What the task asks :: The data must be returned in full and exactly as given.

Dataset entries:
|---|

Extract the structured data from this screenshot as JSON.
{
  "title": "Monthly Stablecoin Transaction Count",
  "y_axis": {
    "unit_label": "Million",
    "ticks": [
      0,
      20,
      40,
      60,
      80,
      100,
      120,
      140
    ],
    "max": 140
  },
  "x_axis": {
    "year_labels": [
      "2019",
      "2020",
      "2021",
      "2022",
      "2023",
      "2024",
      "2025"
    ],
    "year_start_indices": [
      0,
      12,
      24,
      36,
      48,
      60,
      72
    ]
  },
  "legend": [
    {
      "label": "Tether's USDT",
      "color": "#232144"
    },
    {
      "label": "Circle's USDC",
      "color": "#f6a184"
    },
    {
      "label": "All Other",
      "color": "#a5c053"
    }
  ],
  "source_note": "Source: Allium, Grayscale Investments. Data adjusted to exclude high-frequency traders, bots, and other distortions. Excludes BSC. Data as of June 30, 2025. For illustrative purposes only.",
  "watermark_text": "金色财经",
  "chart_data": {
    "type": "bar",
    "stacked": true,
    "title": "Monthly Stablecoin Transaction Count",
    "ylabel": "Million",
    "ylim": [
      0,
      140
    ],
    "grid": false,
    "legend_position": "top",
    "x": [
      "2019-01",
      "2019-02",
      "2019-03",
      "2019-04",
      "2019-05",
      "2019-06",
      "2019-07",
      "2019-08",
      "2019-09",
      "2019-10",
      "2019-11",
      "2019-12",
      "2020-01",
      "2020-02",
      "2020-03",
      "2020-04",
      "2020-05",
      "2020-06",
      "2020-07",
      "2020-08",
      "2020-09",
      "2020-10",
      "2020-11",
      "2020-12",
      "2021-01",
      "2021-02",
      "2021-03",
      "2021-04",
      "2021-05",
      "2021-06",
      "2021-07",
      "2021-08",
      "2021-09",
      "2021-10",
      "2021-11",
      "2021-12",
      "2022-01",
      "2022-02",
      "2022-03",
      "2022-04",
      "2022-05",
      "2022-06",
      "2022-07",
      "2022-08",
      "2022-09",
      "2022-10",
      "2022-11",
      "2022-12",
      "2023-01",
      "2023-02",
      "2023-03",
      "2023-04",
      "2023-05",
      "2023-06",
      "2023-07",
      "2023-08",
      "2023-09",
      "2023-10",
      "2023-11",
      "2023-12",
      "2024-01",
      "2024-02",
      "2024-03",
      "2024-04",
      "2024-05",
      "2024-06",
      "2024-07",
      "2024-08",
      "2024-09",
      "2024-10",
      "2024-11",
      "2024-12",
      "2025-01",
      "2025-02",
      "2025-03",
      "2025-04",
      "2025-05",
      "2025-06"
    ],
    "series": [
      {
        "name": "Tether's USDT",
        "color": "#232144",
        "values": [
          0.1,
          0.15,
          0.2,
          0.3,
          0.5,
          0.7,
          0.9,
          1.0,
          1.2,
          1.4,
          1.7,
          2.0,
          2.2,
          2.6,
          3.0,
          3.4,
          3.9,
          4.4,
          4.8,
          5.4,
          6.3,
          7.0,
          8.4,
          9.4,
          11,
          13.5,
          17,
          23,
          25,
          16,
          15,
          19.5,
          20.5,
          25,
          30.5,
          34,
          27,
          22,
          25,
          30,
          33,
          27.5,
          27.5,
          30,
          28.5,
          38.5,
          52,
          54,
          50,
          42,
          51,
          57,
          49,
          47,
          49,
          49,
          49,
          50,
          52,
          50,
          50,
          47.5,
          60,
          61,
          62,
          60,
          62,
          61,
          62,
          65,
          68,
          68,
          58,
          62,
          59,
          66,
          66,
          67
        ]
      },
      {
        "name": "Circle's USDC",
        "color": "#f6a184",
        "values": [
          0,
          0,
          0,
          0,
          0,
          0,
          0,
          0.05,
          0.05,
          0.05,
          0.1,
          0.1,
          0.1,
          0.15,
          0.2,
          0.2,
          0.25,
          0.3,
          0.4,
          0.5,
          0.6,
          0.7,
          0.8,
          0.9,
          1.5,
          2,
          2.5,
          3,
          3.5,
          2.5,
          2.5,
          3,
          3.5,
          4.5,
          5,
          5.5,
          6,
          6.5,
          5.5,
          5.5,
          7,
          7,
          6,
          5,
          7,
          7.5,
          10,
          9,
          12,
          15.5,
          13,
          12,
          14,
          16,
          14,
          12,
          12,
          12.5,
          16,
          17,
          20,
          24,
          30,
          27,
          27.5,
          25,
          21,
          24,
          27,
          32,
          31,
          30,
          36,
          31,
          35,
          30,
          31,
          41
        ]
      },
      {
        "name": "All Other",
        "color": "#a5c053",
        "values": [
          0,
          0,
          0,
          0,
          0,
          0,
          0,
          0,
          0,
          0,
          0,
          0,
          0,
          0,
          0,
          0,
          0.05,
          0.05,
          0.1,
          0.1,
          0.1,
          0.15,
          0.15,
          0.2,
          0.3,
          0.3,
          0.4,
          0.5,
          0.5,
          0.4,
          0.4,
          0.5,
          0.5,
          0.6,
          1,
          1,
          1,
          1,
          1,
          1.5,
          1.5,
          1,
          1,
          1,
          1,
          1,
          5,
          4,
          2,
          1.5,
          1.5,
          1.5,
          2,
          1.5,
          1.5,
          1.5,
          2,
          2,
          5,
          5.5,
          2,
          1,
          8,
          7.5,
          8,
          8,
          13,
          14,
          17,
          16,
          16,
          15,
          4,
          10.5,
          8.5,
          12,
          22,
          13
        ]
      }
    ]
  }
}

|---|

Full solution ::
Extract the structured data from this screenshot as JSON.
{
  "title": "Monthly Stablecoin Transaction Count",
  "y_axis": {
    "unit_label": "Million",
    "ticks": [
      0,
      20,
      40,
      60,
      80,
      100,
      120,
      140
    ],
    "max": 140
  },
  "x_axis": {
    "year_labels": [
      "2019",
      "2020",
      "2021",
      "2022",
      "2023",
      "2024",
      "2025"
    ],
    "year_start_indices": [
      0,
      12,
      24,
      36,
      48,
      60,
      72
    ]
  },
  "legend": [
    {
      "label": "Tether's USDT",
      "color": "#232144"
    },
    {
      "label": "Circle's USDC",
      "color": "#f6a184"
    },
    {
      "label": "All Other",
      "color": "#a5c053"
    }
  ],
  "source_note": "Source: Allium, Grayscale Investments. Data adjusted to exclude high-frequency traders, bots, and other distortions. Excludes BSC. Data as of June 30, 2025. For illustrative purposes only.",
  "watermark_text": "金色财经",
  "chart_data": {
    "type": "bar",
    "stacked": true,
    "title": "Monthly Stablecoin Transaction Count",
    "ylabel": "Million",
    "ylim": [
      0,
      140
    ],
    "grid": false,
    "legend_position": "top",
    "x": [
      "2019-01",
      "2019-02",
      "2019-03",
      "2019-04",
      "2019-05",
      "2019-06",
      "2019-07",
      "2019-08",
      "2019-09",
      "2019-10",
      "2019-11",
      "2019-12",
      "2020-01",
      "2020-02",
      "2020-03",
      "2020-04",
      "2020-05",
      "2020-06",
      "2020-07",
      "2020-08",
      "2020-09",
      "2020-10",
      "2020-11",
      "2020-12",
      "2021-01",
      "2021-02",
      "2021-03",
      "2021-04",
      "2021-05",
      "2021-06",
      "2021-07",
      "2021-08",
      "2021-09",
      "2021-10",
      "2021-11",
      "2021-12",
      "2022-01",
      "2022-02",
      "2022-03",
      "2022-04",
      "2022-05",
      "2022-06",
      "2022-07",
      "2022-08",
      "2022-09",
      "2022-10",
      "2022-11",
      "2022-12",
      "2023-01",
      "2023-02",
      "2023-03",
      "2023-04",
      "2023-05",
      "2023-06",
      "2023-07",
      "2023-08",
      "2023-09",
      "2023-10",
      "2023-11",
      "2023-12",
      "2024-01",
      "2024-02",
      "2024-03",
      "2024-04",
      "2024-05",
      "2024-06",
      "2024-07",
      "2024-08",
      "2024-09",
      "2024-10",
      "2024-11",
      "2024-12",
      "2025-01",
      "2025-02",
      "2025-03",
      "2025-04",
      "2025-05",
      "2025-06"
    ],
    "series": [
      {
        "name": "Tether's USDT",
        "color": "#232144",
        "values": [
          0.1,
          0.15,
          0.2,
          0.3,
          0.5,
          0.7,
          0.9,
          1.0,
          1.2,
          1.4,
          1.7,
          2.0,
          2.2,
          2.6,
          3.0,
          3.4,
          3.9,
          4.4,
          4.8,
          5.4,
          6.3,
          7.0,
          8.4,
          9.4,
          11,
          13.5,
          17,
          23,
          25,
          16,
          15,
          19.5,
          20.5,
          25,
          30.5,
          34,
          27,
          22,
          25,
          30,
          33,
          27.5,
          27.5,
          30,
          28.5,
          38.5,
          52,
          54,
          50,
          42,
          51,
          57,
          49,
          47,
          49,
          49,
          49,
          50,
          52,
          50,
          50,
          47.5,
          60,
          61,
          62,
          60,
          62,
          61,
          62,
          65,
          68,
          68,
          58,
          62,
          59,
          66,
          66,
          67
        ]
      },
      {
        "name": "Circle's USDC",
        "color": "#f6a184",
        "values": [
          0,
          0,
          0,
          0,
          0,
          0,
          0,
          0.05,
          0.05,
          0.05,
          0.1,
          0.1,
          0.1,
          0.15,
          0.2,
          0.2,
          0.25,
          0.3,
          0.4,
          0.5,
          0.6,
          0.7,
          0.8,
          0.9,
          1.5,
          2,
          2.5,
          3,
          3.5,
          2.5,
          2.5,
          3,
          3.5,
          4.5,
          5,
          5.5,
          6,
          6.5,
          5.5,
          5.5,
          7,
          7,
          6,
          5,
          7,
          7.5,
          10,
          9,
          12,
          15.5,
          13,
          12,
          14,
          16,
          14,
          12,
          12,
          12.5,
          16,
          17,
          20,
          24,
          30,
          27,
          27.5,
          25,
          21,
          24,
          27,
          32,
          31,
          30,
          36,
          31,
          35,
          30,
          31,
          41
        ]
      },
      {
        "name": "All Other",
        "color": "#a5c053",
        "values": [
          0,
          0,
          0,
          0,
          0,
          0,
          0,
          0,
          0,
          0,
          0,
          0,
          0,
          0,
          0,
          0,
          0.05,
          0.05,
          0.1,
          0.1,
          0.1,
          0.15,
          0.15,
          0.2,
          0.3,
          0.3,
          0.4,
          0.5,
          0.5,
          0.4,
          0.4,
          0.5,
          0.5,
          0.6,
          1,
          1,
          1,
          1,
          1,
          1.5,
          1.5,
          1,
          1,
          1,
          1,
          1,
          5,
          4,
          2,
          1.5,
          1.5,
          1.5,
          2,
          1.5,
          1.5,
          1.5,
          2,
          2,
          5,
          5.5,
          2,
          1,
          8,
          7.5,
          8,
          8,
          13,
          14,
          17,
          16,
          16,
          15,
          4,
          10.5,
          8.5,
          12,
          22,
          13
        ]
      }
    ]
  }
}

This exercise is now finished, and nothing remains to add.